**Supplied records:**
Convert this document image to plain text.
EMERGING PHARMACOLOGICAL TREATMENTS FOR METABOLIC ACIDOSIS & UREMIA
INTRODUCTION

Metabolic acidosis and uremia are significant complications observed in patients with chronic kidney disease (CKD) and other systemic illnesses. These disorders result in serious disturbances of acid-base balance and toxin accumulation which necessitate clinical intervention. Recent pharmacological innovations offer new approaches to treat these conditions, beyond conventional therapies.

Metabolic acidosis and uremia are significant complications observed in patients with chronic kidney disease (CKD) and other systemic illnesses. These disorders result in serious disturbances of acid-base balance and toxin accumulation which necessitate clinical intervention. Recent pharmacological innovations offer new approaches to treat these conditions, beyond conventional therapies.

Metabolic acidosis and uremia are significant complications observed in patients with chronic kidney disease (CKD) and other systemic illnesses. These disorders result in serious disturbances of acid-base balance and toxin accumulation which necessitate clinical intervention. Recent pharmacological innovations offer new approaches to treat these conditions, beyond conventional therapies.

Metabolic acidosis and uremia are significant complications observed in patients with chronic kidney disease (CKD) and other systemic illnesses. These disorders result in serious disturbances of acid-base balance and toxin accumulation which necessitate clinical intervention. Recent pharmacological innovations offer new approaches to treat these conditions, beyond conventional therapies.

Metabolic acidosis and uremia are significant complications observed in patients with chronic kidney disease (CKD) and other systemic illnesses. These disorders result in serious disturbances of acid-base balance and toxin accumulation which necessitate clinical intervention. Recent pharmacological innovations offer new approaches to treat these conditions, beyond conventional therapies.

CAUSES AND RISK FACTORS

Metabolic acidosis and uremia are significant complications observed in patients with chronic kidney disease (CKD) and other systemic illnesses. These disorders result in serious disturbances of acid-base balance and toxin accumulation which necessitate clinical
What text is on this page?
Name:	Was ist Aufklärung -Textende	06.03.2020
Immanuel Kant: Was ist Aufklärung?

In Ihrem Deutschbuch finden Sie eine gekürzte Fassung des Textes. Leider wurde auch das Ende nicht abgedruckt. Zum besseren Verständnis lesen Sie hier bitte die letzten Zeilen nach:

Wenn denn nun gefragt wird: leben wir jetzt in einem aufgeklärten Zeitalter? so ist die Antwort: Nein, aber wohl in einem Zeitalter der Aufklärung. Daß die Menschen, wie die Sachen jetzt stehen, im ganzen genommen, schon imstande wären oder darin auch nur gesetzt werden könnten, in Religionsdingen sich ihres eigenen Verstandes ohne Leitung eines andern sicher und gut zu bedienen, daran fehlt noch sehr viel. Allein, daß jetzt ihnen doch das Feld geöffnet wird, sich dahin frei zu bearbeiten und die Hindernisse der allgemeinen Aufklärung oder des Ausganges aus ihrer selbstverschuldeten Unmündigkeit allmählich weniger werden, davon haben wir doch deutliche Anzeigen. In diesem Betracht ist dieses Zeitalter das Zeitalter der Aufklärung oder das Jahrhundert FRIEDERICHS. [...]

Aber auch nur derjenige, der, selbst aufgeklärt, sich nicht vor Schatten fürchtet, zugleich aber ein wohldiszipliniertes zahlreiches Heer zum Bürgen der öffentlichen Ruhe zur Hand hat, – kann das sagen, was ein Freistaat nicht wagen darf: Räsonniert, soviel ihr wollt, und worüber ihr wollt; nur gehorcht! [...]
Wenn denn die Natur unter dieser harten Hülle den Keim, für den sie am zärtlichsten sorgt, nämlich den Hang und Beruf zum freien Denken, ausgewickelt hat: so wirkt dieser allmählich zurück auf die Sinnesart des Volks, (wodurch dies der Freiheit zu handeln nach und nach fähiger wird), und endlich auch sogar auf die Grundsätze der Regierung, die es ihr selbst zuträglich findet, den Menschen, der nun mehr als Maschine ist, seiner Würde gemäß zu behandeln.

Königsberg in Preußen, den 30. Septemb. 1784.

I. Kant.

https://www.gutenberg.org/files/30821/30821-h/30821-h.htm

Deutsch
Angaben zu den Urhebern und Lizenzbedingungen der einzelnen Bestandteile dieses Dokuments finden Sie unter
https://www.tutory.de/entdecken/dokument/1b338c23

**Task goal:**
Return each line from the data where the string "this" can be found.

**Written solution:**
Convert this document image to plain text.
What text is on this page?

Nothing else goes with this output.